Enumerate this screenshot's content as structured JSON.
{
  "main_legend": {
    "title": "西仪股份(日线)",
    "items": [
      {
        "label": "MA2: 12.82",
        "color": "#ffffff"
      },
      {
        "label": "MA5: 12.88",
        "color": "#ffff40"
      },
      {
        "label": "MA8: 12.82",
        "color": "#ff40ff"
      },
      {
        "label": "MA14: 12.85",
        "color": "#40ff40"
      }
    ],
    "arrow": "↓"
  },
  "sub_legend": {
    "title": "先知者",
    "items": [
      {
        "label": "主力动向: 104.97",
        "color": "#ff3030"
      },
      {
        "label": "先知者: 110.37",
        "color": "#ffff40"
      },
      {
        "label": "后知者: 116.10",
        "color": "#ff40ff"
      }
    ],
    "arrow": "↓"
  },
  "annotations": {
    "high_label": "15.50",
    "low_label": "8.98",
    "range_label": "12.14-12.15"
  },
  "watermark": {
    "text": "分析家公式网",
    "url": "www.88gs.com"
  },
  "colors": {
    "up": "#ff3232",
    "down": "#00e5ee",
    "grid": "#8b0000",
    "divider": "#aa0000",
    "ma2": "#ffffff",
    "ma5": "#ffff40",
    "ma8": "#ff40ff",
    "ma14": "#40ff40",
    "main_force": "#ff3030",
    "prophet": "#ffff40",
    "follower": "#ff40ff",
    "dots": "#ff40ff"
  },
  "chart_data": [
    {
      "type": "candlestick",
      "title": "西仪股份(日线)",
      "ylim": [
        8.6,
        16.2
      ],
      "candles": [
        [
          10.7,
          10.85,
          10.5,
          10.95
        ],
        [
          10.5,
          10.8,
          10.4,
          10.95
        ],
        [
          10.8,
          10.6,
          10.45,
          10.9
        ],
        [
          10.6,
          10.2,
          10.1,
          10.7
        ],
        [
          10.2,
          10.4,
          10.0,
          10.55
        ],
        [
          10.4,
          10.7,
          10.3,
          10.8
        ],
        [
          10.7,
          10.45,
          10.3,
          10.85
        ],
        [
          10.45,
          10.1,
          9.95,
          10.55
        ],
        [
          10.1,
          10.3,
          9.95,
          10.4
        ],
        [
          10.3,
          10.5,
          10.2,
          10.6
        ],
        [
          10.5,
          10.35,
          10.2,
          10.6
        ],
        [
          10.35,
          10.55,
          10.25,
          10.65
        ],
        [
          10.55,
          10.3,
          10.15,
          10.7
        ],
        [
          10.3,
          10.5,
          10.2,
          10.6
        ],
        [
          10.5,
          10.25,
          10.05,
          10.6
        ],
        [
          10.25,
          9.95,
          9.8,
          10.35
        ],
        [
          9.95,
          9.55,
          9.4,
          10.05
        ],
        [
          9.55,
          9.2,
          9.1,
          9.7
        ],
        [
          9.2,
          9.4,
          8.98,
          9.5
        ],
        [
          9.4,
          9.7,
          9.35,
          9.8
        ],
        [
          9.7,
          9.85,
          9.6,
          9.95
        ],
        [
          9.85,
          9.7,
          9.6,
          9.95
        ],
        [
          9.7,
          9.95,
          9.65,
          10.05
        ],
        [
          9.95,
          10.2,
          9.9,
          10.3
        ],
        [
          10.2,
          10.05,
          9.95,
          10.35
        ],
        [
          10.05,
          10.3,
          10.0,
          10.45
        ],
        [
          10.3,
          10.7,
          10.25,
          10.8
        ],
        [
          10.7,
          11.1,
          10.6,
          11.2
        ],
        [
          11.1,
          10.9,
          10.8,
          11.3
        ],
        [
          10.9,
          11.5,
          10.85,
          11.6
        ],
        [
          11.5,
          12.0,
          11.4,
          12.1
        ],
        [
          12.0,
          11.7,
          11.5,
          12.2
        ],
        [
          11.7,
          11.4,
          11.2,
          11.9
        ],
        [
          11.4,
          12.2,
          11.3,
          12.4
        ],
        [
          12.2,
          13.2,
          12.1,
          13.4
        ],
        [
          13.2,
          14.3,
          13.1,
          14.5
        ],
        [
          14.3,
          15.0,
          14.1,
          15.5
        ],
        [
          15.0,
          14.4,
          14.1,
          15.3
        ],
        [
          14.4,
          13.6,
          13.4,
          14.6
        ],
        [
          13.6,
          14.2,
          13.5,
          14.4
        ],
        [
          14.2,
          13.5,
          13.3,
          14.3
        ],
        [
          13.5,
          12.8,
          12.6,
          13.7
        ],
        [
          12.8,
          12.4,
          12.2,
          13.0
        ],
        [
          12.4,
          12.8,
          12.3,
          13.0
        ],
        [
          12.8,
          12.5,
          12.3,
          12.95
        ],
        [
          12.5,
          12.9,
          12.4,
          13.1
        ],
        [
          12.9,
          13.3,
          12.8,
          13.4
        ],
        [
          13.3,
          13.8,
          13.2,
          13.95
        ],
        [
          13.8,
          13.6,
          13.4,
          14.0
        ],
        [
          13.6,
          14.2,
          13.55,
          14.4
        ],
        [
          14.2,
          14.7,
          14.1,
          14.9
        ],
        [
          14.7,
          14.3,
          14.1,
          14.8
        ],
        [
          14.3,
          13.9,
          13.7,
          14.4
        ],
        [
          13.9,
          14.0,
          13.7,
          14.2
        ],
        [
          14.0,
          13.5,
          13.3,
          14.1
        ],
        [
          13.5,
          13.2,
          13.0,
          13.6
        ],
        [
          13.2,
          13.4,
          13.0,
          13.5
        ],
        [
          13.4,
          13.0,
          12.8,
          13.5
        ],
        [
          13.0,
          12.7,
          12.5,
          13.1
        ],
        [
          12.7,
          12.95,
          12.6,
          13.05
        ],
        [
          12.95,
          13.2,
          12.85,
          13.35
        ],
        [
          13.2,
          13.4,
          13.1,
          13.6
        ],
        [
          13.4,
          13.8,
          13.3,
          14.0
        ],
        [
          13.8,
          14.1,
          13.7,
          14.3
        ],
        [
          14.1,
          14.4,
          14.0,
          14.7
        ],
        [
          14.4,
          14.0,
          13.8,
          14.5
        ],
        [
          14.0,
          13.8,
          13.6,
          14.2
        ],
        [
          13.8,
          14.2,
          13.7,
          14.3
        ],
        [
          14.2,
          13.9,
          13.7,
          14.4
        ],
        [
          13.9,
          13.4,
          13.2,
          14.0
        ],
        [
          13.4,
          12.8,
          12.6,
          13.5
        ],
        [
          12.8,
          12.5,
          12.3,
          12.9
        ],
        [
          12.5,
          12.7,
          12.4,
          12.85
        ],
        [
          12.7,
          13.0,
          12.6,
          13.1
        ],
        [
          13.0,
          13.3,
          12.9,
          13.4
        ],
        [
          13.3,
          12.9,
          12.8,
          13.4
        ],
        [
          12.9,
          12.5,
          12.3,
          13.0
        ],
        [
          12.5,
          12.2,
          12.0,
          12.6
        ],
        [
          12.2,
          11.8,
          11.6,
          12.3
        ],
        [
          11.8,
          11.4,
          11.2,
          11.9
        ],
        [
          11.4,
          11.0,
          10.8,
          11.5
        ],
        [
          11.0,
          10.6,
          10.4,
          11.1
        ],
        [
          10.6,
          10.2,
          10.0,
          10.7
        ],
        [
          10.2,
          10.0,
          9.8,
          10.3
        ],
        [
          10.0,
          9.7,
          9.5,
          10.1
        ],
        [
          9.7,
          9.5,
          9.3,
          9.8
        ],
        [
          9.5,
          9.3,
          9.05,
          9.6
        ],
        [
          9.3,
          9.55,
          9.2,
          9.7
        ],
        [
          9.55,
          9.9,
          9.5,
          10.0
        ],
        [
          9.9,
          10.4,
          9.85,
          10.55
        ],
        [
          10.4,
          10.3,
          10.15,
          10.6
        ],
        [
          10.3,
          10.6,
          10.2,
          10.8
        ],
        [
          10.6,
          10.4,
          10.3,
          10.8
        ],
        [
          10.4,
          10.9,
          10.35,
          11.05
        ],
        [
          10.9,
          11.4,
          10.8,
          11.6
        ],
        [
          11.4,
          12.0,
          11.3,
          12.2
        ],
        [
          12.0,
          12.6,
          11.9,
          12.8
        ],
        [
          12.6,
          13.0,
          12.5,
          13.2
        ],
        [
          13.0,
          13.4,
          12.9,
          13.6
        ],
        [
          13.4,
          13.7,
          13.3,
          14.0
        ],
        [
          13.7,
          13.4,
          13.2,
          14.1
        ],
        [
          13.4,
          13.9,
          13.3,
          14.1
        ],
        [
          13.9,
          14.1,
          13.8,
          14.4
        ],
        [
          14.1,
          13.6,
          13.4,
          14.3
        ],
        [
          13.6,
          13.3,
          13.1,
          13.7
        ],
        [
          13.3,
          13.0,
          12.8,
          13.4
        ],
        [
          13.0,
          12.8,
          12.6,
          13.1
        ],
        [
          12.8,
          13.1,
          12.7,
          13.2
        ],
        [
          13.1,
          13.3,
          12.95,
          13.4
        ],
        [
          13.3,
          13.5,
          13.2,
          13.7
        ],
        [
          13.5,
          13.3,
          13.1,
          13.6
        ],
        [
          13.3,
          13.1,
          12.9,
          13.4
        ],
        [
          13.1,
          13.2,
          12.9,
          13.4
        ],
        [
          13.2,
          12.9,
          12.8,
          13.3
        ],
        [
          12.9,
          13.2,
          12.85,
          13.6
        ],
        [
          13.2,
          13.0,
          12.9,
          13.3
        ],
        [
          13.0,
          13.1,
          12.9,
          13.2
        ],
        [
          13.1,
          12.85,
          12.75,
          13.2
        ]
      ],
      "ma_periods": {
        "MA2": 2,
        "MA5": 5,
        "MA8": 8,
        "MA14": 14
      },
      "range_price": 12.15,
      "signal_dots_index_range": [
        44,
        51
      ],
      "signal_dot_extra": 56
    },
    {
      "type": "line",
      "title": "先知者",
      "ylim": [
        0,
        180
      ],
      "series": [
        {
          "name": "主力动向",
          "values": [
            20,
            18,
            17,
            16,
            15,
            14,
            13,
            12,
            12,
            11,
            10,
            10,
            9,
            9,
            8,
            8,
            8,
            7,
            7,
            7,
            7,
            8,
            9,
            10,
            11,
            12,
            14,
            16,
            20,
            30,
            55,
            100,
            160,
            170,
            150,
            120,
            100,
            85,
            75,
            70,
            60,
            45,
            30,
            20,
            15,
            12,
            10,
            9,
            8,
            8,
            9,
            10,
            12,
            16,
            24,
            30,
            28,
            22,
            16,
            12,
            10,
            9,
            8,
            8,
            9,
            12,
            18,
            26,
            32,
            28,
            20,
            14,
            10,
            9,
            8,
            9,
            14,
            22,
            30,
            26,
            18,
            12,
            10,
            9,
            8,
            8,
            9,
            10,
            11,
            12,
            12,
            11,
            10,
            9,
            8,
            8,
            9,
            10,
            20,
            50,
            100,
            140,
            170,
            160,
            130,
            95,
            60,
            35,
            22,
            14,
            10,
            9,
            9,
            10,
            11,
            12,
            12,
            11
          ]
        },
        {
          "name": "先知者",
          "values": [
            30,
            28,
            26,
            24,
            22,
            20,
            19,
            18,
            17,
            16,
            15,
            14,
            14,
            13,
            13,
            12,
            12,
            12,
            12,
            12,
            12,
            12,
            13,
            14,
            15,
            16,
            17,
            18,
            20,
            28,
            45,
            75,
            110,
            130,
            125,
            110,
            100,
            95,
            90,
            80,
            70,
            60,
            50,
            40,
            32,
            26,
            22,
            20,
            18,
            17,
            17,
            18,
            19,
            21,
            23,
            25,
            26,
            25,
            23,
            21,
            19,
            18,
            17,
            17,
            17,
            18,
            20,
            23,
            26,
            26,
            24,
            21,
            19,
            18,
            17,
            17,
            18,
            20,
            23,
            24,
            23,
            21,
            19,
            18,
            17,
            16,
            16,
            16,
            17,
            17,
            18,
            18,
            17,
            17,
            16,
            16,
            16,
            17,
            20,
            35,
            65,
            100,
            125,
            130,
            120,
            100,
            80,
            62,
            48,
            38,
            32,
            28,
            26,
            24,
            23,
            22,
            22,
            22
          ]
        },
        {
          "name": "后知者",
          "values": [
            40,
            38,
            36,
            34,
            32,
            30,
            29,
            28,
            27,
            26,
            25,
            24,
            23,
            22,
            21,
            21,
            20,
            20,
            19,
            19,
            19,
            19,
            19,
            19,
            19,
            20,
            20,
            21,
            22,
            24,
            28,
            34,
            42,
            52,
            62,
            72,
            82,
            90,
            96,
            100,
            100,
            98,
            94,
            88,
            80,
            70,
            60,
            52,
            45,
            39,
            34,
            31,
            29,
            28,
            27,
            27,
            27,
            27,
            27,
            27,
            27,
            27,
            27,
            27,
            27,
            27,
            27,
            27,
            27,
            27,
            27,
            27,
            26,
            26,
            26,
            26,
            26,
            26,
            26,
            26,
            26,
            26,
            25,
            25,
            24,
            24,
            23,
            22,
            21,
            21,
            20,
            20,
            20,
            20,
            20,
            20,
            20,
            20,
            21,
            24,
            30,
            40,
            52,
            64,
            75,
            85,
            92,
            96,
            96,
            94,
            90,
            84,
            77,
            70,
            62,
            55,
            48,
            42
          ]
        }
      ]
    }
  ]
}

· · ·

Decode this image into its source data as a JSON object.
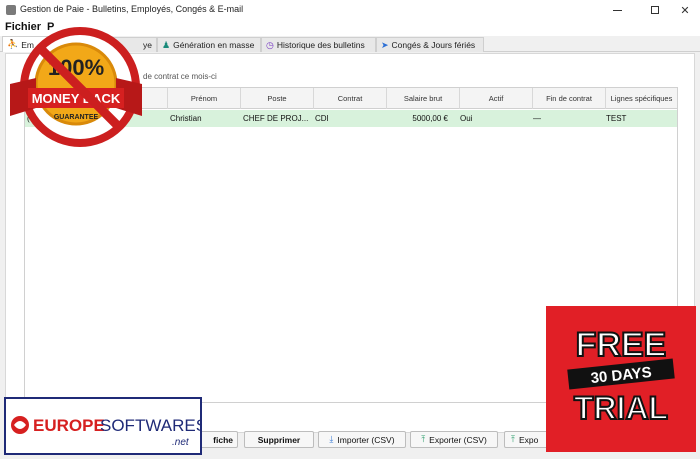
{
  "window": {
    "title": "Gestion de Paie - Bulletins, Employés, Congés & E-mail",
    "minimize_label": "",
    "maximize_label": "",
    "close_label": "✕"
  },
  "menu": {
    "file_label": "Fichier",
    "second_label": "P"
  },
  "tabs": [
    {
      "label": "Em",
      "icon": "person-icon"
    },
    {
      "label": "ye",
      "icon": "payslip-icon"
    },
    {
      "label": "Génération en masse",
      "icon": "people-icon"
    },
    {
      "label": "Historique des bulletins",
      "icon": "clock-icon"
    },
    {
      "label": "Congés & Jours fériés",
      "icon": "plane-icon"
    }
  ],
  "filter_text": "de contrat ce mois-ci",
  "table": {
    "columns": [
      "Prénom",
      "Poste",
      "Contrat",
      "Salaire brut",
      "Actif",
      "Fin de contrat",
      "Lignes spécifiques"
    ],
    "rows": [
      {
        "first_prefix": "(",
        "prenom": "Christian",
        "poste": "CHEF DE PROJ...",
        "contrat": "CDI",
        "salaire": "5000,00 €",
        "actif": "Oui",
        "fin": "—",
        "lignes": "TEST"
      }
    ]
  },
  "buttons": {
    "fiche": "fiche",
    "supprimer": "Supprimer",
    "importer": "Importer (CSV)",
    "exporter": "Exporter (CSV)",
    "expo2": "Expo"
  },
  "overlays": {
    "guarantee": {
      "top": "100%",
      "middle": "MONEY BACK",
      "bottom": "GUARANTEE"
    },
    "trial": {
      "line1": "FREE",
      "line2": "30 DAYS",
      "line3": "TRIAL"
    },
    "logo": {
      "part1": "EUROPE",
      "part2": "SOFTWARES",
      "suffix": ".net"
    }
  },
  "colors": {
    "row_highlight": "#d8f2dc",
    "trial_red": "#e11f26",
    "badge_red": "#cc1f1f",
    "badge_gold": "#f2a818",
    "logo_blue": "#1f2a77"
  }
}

· · ·

Collect from the data above every line that includes "this".

Enumerate this screenshot's content as structured JSON.
Decode this image into its source data as a JSON object.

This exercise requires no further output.